**OBJECTIVE:** Drop the pictures, then extract the listing word for word.

Figure data in JSON
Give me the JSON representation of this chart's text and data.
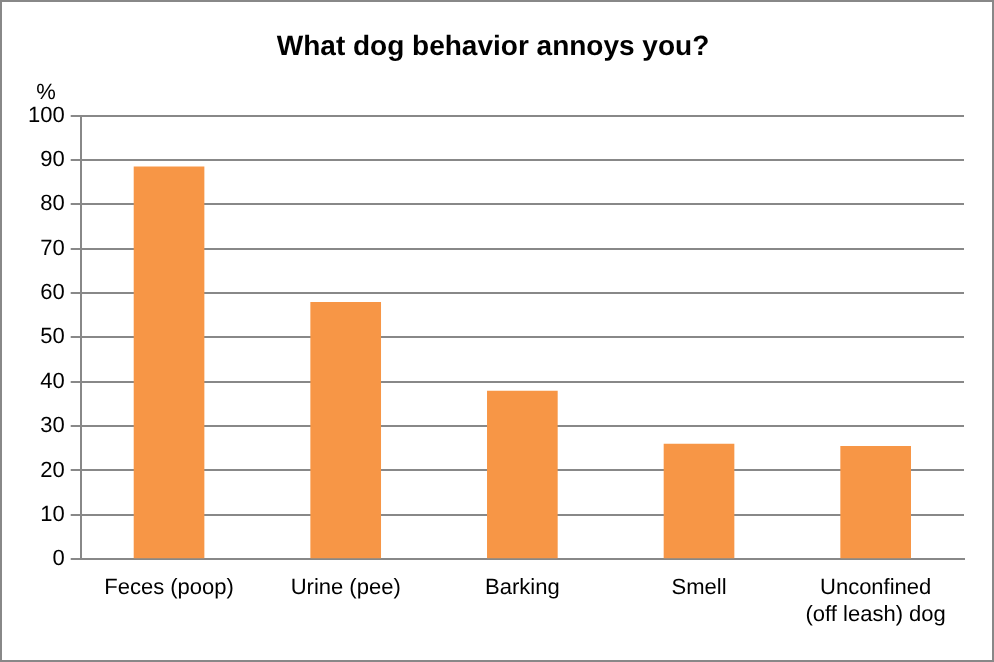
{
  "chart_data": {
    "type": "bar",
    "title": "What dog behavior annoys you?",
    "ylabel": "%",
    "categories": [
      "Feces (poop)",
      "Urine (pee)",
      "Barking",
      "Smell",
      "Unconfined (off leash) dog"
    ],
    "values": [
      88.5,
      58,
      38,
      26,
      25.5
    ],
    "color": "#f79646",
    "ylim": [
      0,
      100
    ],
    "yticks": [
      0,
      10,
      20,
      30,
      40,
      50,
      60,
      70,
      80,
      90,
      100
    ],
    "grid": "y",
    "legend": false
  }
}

**PROBLEM SOLUTION:**
Give me the JSON representation of this chart's text and data.
{
  "chart_data": {
    "type": "bar",
    "title": "What dog behavior annoys you?",
    "ylabel": "%",
    "categories": [
      "Feces (poop)",
      "Urine (pee)",
      "Barking",
      "Smell",
      "Unconfined (off leash) dog"
    ],
    "values": [
      88.5,
      58,
      38,
      26,
      25.5
    ],
    "color": "#f79646",
    "ylim": [
      0,
      100
    ],
    "yticks": [
      0,
      10,
      20,
      30,
      40,
      50,
      60,
      70,
      80,
      90,
      100
    ],
    "grid": "y",
    "legend": false
  }
}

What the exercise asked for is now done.